Dataset ▸
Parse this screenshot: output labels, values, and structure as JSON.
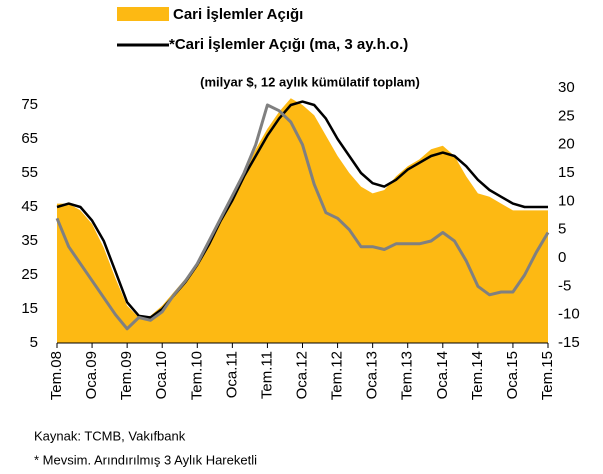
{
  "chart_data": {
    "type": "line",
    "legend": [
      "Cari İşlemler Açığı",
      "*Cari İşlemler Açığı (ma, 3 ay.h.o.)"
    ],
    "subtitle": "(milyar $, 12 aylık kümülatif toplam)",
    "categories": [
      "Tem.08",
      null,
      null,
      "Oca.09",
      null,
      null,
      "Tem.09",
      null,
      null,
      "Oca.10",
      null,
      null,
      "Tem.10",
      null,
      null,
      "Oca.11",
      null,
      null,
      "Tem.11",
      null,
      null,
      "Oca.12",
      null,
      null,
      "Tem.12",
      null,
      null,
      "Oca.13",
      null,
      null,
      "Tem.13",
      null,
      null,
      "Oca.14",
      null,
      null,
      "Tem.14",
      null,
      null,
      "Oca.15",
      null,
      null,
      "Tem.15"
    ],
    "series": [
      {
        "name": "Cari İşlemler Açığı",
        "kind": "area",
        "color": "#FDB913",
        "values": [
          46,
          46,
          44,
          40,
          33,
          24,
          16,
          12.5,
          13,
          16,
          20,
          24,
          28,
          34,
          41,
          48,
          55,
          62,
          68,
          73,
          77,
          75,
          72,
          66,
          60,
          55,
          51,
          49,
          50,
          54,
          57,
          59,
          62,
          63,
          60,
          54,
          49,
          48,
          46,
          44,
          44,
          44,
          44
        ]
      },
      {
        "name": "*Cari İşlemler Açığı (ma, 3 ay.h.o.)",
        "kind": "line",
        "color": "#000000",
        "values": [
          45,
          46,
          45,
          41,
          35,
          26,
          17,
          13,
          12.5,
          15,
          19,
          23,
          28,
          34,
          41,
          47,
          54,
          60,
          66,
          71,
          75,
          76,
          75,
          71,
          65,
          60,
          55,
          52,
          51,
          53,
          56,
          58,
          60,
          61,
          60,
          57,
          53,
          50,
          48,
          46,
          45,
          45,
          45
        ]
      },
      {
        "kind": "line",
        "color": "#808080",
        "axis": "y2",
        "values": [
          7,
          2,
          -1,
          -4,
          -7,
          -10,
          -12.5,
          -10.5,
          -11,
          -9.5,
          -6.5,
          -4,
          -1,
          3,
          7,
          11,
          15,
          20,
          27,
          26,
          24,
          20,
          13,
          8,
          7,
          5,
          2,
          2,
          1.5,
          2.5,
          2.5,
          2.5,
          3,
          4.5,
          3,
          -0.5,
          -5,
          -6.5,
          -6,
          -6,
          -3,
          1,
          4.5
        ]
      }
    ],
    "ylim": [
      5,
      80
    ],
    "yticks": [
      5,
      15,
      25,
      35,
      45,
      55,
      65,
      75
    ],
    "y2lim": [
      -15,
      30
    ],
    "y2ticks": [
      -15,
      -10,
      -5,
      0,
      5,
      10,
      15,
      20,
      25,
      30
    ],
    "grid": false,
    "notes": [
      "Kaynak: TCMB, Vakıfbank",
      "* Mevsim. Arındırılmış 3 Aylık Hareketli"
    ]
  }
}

What to work on ▸ Transcribe all of the material exactly, leaving out whatever pictures it contains.

Solution ▸
Parse this screenshot: output labels, values, and structure as JSON.
{
  "chart_data": {
    "type": "line",
    "legend": [
      "Cari İşlemler Açığı",
      "*Cari İşlemler Açığı (ma, 3 ay.h.o.)"
    ],
    "subtitle": "(milyar $, 12 aylık kümülatif toplam)",
    "categories": [
      "Tem.08",
      null,
      null,
      "Oca.09",
      null,
      null,
      "Tem.09",
      null,
      null,
      "Oca.10",
      null,
      null,
      "Tem.10",
      null,
      null,
      "Oca.11",
      null,
      null,
      "Tem.11",
      null,
      null,
      "Oca.12",
      null,
      null,
      "Tem.12",
      null,
      null,
      "Oca.13",
      null,
      null,
      "Tem.13",
      null,
      null,
      "Oca.14",
      null,
      null,
      "Tem.14",
      null,
      null,
      "Oca.15",
      null,
      null,
      "Tem.15"
    ],
    "series": [
      {
        "name": "Cari İşlemler Açığı",
        "kind": "area",
        "color": "#FDB913",
        "values": [
          46,
          46,
          44,
          40,
          33,
          24,
          16,
          12.5,
          13,
          16,
          20,
          24,
          28,
          34,
          41,
          48,
          55,
          62,
          68,
          73,
          77,
          75,
          72,
          66,
          60,
          55,
          51,
          49,
          50,
          54,
          57,
          59,
          62,
          63,
          60,
          54,
          49,
          48,
          46,
          44,
          44,
          44,
          44
        ]
      },
      {
        "name": "*Cari İşlemler Açığı (ma, 3 ay.h.o.)",
        "kind": "line",
        "color": "#000000",
        "values": [
          45,
          46,
          45,
          41,
          35,
          26,
          17,
          13,
          12.5,
          15,
          19,
          23,
          28,
          34,
          41,
          47,
          54,
          60,
          66,
          71,
          75,
          76,
          75,
          71,
          65,
          60,
          55,
          52,
          51,
          53,
          56,
          58,
          60,
          61,
          60,
          57,
          53,
          50,
          48,
          46,
          45,
          45,
          45
        ]
      },
      {
        "kind": "line",
        "color": "#808080",
        "axis": "y2",
        "values": [
          7,
          2,
          -1,
          -4,
          -7,
          -10,
          -12.5,
          -10.5,
          -11,
          -9.5,
          -6.5,
          -4,
          -1,
          3,
          7,
          11,
          15,
          20,
          27,
          26,
          24,
          20,
          13,
          8,
          7,
          5,
          2,
          2,
          1.5,
          2.5,
          2.5,
          2.5,
          3,
          4.5,
          3,
          -0.5,
          -5,
          -6.5,
          -6,
          -6,
          -3,
          1,
          4.5
        ]
      }
    ],
    "ylim": [
      5,
      80
    ],
    "yticks": [
      5,
      15,
      25,
      35,
      45,
      55,
      65,
      75
    ],
    "y2lim": [
      -15,
      30
    ],
    "y2ticks": [
      -15,
      -10,
      -5,
      0,
      5,
      10,
      15,
      20,
      25,
      30
    ],
    "grid": false,
    "notes": [
      "Kaynak: TCMB, Vakıfbank",
      "* Mevsim. Arındırılmış 3 Aylık Hareketli"
    ]
  }
}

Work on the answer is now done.